Brief: Work out how many lines include "text" and answer with that number only.

===== Available records =====

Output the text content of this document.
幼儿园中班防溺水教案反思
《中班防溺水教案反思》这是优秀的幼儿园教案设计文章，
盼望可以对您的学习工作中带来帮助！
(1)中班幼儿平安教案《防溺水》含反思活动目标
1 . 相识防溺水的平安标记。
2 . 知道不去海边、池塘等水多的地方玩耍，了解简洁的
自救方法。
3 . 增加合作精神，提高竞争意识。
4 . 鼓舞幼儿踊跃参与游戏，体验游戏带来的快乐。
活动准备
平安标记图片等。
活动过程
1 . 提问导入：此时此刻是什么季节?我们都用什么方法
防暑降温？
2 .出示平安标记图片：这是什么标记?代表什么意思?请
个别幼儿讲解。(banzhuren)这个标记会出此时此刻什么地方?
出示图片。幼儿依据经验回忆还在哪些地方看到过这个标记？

=====
===== Available records =====

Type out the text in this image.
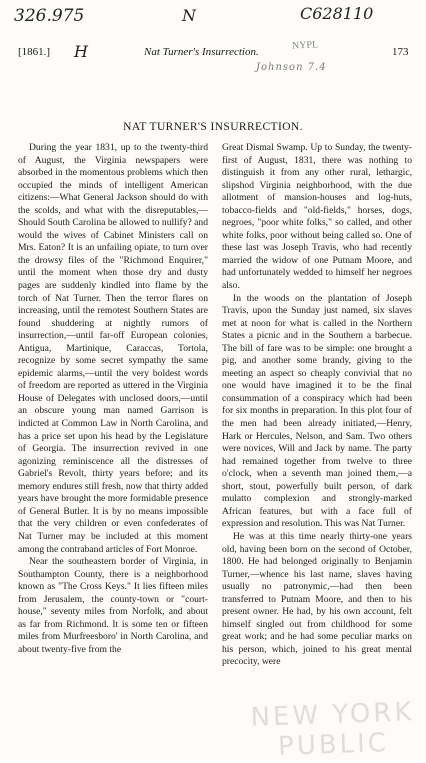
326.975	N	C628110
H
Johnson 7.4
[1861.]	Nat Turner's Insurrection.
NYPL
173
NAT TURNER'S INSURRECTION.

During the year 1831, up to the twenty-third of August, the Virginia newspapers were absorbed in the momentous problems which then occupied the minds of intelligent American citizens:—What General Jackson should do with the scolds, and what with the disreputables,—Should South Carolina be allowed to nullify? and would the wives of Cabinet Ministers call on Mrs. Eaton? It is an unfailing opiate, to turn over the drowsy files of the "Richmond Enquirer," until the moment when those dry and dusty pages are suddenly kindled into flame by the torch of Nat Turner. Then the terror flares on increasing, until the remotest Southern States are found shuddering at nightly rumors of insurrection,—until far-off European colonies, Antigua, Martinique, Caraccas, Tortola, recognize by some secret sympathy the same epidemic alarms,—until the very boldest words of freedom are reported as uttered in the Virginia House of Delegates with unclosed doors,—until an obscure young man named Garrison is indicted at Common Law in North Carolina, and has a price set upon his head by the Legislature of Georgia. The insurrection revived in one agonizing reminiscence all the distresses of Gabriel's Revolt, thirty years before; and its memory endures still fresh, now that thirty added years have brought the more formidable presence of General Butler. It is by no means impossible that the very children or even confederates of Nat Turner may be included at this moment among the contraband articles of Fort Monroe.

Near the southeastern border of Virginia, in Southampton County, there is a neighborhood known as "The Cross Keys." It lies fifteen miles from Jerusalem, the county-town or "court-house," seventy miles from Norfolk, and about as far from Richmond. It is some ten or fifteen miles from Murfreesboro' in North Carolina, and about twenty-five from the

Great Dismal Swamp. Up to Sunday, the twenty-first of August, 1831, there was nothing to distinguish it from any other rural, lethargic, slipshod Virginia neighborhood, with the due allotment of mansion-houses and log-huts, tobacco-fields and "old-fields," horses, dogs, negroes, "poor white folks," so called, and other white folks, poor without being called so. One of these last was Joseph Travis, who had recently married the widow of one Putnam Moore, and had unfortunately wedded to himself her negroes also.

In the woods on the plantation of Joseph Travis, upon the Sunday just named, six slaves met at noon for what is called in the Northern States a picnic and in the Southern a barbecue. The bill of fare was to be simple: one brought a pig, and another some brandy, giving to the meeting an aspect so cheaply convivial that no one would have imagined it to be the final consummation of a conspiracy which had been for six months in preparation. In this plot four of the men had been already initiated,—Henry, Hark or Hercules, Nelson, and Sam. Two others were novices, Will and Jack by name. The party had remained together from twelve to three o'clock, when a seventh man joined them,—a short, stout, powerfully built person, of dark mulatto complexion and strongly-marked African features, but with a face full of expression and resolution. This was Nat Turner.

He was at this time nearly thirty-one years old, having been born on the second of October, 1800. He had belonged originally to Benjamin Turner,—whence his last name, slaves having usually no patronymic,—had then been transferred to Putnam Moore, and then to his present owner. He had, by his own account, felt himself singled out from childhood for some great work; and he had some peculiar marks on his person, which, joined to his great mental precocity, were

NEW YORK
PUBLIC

=====

Complete response: 2